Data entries
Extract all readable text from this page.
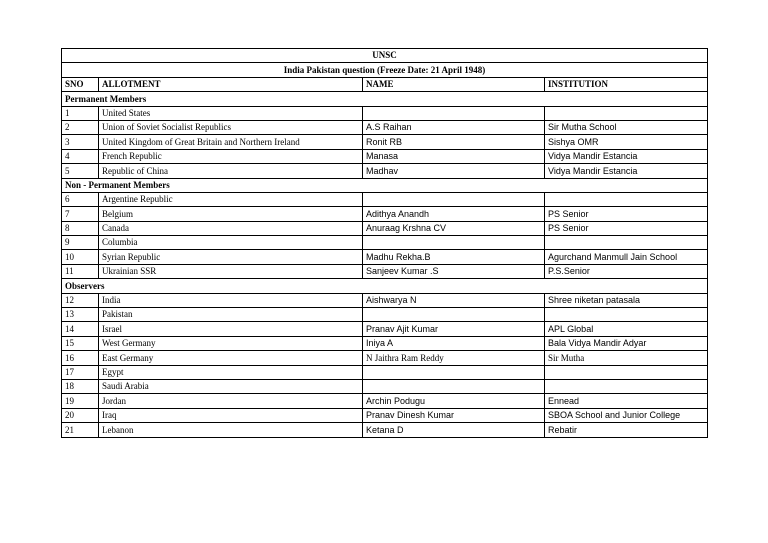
UNSC			
India Pakistan question (Freeze Date: 21 April 1948)			
SNO	ALLOTMENT	NAME	INSTITUTION
Permanent Members			
1	United States		
2	Union of Soviet Socialist Republics	A.S Raihan	Sir Mutha School
3	United Kingdom of Great Britain and Northern Ireland	Ronit RB	Sishya OMR
4	French Republic	Manasa	Vidya Mandir Estancia
5	Republic of China	Madhav	Vidya Mandir Estancia
Non - Permanent Members			
6	Argentine Republic		
7	Belgium	Adithya Anandh	PS Senior
8	Canada	Anuraag Krshna CV	PS Senior
9	Columbia		
10	Syrian Republic	Madhu Rekha.B	Agurchand Manmull Jain School
11	Ukrainian SSR	Sanjeev Kumar .S	P.S.Senior
Observers			
12	India	Aishwarya N	Shree niketan patasala
13	Pakistan		
14	Israel	Pranav Ajit Kumar	APL Global
15	West Germany	Iniya A	Bala Vidya Mandir Adyar
16	East Germany	N Jaithra Ram Reddy	Sir Mutha
17	Egypt		
18	Saudi Arabia		
19	Jordan	Archin Podugu	Ennead
20	Iraq	Pranav Dinesh Kumar	SBOA School and Junior College
21	Lebanon	Ketana D	Rebatir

Task description: With the pictures left out, transcribe the material exactly.

Task solution:
Extract all readable text from this page.
UNSC			
India Pakistan question (Freeze Date: 21 April 1948)			
SNO	ALLOTMENT	NAME	INSTITUTION
Permanent Members			
1	United States		
2	Union of Soviet Socialist Republics	A.S Raihan	Sir Mutha School
3	United Kingdom of Great Britain and Northern Ireland	Ronit RB	Sishya OMR
4	French Republic	Manasa	Vidya Mandir Estancia
5	Republic of China	Madhav	Vidya Mandir Estancia
Non - Permanent Members			
6	Argentine Republic		
7	Belgium	Adithya Anandh	PS Senior
8	Canada	Anuraag Krshna CV	PS Senior
9	Columbia		
10	Syrian Republic	Madhu Rekha.B	Agurchand Manmull Jain School
11	Ukrainian SSR	Sanjeev Kumar .S	P.S.Senior
Observers			
12	India	Aishwarya N	Shree niketan patasala
13	Pakistan		
14	Israel	Pranav Ajit Kumar	APL Global
15	West Germany	Iniya A	Bala Vidya Mandir Adyar
16	East Germany	N Jaithra Ram Reddy	Sir Mutha
17	Egypt		
18	Saudi Arabia		
19	Jordan	Archin Podugu	Ennead
20	Iraq	Pranav Dinesh Kumar	SBOA School and Junior College
21	Lebanon	Ketana D	Rebatir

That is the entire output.